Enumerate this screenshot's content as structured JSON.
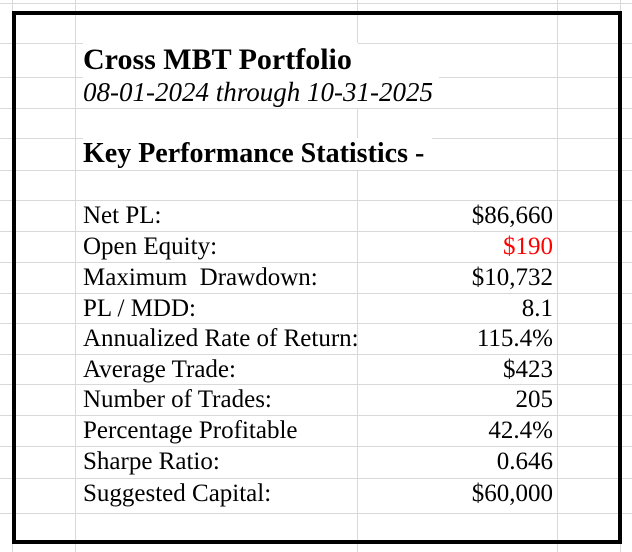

---

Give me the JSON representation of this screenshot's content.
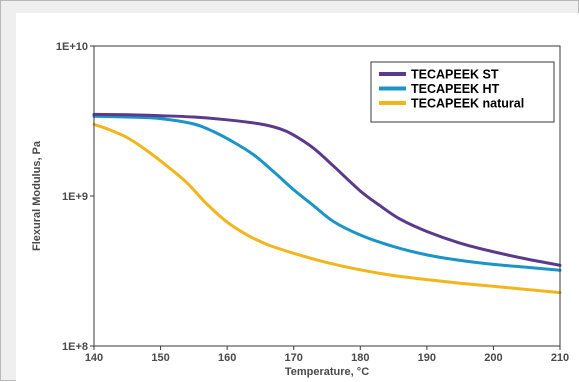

---

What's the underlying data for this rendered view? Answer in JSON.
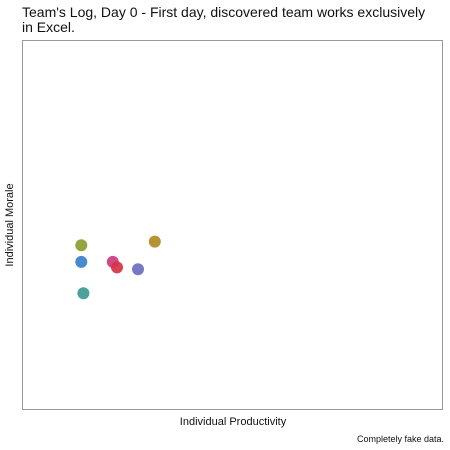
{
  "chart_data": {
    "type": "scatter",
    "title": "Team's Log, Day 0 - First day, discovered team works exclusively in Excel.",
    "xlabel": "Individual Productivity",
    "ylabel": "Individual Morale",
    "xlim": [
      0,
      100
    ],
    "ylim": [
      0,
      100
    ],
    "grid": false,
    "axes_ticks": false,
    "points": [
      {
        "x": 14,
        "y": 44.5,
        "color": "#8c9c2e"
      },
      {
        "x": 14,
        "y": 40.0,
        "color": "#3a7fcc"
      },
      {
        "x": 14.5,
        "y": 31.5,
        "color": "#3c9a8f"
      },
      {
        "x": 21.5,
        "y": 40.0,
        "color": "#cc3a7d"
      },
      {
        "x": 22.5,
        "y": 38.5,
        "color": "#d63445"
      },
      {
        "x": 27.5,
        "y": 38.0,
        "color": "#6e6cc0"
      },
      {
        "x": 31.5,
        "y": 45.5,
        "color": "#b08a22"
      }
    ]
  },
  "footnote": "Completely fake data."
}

**Written request:** Of the lines above, how many hold the string "content"? Answer with only the number.

**Written answer:** 2